• THE REQUEST
Return each line of the records holding the string "avatar".

• SOURCE MATERIAL
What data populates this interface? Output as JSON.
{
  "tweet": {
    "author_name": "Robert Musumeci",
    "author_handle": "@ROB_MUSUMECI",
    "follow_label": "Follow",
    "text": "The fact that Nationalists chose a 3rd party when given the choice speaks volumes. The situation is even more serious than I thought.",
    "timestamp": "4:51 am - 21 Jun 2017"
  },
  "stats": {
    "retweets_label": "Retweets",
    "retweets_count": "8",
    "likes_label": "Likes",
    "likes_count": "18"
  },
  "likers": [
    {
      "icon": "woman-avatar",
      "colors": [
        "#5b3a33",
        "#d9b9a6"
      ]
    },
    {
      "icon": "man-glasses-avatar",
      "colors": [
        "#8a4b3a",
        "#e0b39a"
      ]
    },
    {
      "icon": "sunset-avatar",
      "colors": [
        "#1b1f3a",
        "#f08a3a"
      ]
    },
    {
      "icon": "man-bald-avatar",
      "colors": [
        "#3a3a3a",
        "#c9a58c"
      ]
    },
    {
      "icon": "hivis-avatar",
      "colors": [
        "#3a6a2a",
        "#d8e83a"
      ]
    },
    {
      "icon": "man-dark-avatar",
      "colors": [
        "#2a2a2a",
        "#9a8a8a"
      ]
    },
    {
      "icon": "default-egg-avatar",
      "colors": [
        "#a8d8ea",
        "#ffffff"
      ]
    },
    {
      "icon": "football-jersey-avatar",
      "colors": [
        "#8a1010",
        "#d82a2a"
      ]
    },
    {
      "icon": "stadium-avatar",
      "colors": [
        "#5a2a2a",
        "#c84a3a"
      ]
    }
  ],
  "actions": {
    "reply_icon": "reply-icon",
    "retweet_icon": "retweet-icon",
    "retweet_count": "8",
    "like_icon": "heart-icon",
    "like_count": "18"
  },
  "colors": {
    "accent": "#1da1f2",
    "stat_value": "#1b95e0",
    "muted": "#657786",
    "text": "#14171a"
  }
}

• WRITTEN REPLY
      "icon": "woman-avatar",
      "icon": "man-glasses-avatar",
      "icon": "sunset-avatar",
      "icon": "man-bald-avatar",
      "icon": "hivis-avatar",
      "icon": "man-dark-avatar",
      "icon": "default-egg-avatar",
      "icon": "football-jersey-avatar",
      "icon": "stadium-avatar",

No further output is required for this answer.